— Required action —
Tally the lines in the material below that hold the string "this" and report the tally alone.

╭──

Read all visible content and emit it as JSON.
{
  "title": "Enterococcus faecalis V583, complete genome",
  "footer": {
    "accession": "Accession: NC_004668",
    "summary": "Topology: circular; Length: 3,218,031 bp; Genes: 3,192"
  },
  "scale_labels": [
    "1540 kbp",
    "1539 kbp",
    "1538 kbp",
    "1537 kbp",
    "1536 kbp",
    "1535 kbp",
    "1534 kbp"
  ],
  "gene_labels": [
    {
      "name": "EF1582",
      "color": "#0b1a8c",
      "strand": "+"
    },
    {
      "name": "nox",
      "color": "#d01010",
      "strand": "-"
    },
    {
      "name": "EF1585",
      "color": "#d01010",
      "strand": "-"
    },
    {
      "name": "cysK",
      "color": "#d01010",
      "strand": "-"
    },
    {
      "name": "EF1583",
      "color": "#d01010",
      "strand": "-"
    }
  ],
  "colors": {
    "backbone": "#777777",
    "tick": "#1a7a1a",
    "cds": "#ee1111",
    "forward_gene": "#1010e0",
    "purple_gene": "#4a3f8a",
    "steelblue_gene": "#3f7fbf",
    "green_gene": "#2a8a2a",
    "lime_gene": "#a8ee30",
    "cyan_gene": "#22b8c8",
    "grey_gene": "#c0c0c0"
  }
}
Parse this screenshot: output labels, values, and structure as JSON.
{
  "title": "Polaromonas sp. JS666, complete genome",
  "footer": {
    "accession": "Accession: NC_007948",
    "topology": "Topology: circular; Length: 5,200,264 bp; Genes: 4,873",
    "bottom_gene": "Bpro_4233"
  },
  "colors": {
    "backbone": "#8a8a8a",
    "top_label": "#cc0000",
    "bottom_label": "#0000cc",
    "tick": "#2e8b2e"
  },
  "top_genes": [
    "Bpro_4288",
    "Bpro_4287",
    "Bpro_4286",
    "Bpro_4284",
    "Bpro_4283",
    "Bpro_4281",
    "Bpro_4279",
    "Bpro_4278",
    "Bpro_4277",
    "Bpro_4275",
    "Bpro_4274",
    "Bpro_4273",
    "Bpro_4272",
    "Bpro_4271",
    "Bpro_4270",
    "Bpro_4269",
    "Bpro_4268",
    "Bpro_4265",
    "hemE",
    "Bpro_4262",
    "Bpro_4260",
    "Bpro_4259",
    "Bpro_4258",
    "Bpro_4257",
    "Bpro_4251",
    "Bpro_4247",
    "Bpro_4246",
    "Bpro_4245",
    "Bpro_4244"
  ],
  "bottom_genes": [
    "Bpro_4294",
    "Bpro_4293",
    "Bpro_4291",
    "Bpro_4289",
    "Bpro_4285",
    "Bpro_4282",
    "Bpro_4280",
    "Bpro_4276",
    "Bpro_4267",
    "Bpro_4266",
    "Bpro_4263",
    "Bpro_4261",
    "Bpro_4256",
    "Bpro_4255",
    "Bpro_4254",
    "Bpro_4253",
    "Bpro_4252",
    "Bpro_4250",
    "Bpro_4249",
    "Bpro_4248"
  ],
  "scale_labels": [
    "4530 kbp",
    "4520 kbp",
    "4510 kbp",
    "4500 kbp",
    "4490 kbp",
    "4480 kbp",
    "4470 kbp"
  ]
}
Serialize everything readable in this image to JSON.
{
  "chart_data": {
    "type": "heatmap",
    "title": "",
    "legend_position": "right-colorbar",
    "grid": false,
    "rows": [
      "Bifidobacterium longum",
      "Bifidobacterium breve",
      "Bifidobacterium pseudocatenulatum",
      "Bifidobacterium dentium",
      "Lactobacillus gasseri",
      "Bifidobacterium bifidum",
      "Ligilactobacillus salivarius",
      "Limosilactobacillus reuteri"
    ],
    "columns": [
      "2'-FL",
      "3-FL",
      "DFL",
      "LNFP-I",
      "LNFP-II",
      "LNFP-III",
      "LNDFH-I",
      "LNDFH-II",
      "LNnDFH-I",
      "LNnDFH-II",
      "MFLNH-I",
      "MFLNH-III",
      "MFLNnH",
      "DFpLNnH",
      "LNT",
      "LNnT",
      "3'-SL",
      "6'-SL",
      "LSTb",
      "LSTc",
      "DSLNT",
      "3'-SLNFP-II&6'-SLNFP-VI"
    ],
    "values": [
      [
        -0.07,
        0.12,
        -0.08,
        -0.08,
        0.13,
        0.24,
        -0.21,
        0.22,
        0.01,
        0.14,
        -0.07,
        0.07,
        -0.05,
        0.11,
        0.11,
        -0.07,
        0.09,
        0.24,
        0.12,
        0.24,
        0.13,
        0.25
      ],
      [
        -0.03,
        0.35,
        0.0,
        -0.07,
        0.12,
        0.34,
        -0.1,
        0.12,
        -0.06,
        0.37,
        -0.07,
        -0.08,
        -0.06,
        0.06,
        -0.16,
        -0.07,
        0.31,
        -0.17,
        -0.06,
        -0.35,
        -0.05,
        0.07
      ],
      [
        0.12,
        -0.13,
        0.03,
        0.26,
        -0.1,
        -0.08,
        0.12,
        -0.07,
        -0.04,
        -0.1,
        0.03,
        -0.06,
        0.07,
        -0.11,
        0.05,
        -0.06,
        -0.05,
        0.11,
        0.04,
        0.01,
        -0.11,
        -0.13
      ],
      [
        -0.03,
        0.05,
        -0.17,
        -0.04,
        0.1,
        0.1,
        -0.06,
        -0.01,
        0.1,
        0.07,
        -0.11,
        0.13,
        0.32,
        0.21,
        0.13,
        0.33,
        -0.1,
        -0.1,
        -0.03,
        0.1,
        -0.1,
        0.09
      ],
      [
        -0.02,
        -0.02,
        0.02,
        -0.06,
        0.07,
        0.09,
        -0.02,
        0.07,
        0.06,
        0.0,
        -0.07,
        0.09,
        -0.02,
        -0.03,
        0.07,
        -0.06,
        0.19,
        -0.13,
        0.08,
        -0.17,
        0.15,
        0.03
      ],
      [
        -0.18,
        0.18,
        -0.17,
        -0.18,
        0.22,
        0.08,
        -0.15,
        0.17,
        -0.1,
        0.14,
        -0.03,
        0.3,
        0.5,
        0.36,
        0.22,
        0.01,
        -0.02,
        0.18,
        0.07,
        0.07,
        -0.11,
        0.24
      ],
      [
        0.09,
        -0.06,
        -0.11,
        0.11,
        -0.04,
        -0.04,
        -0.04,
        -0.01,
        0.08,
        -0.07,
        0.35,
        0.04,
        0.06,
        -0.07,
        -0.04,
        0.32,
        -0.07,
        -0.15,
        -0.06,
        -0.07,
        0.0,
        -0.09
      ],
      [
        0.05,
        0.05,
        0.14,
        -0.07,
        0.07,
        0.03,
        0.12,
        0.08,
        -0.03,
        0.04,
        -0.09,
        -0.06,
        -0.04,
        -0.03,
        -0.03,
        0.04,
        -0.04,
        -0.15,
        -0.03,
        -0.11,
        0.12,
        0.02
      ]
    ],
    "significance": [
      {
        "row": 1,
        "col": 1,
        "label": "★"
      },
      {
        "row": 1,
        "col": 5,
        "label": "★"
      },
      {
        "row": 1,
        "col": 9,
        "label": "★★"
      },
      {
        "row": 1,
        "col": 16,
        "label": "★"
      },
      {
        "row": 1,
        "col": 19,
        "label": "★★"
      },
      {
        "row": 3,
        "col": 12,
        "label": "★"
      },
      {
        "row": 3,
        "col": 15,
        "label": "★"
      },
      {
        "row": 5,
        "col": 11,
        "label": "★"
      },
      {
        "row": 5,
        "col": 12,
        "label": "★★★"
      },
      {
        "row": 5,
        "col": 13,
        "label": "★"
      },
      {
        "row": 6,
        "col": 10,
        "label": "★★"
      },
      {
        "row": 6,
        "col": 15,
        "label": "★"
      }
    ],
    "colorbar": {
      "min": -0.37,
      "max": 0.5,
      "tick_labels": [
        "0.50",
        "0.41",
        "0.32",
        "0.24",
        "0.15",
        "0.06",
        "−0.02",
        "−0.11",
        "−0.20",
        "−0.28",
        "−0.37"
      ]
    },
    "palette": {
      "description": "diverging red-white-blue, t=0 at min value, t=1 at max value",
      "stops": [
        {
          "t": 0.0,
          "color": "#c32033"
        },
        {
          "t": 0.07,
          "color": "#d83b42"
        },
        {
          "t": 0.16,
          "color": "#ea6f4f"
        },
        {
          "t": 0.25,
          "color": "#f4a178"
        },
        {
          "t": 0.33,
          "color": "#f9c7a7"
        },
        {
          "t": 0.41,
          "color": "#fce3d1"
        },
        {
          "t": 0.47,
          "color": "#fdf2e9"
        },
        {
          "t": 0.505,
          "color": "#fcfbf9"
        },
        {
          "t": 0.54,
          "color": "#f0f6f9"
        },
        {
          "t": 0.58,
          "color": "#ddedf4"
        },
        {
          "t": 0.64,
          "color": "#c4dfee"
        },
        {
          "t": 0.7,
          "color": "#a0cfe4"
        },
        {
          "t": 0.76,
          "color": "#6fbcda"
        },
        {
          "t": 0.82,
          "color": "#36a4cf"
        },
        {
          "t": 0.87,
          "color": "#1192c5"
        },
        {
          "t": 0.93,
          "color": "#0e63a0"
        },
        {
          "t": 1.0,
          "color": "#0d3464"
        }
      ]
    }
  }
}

╰──

— Result below —
2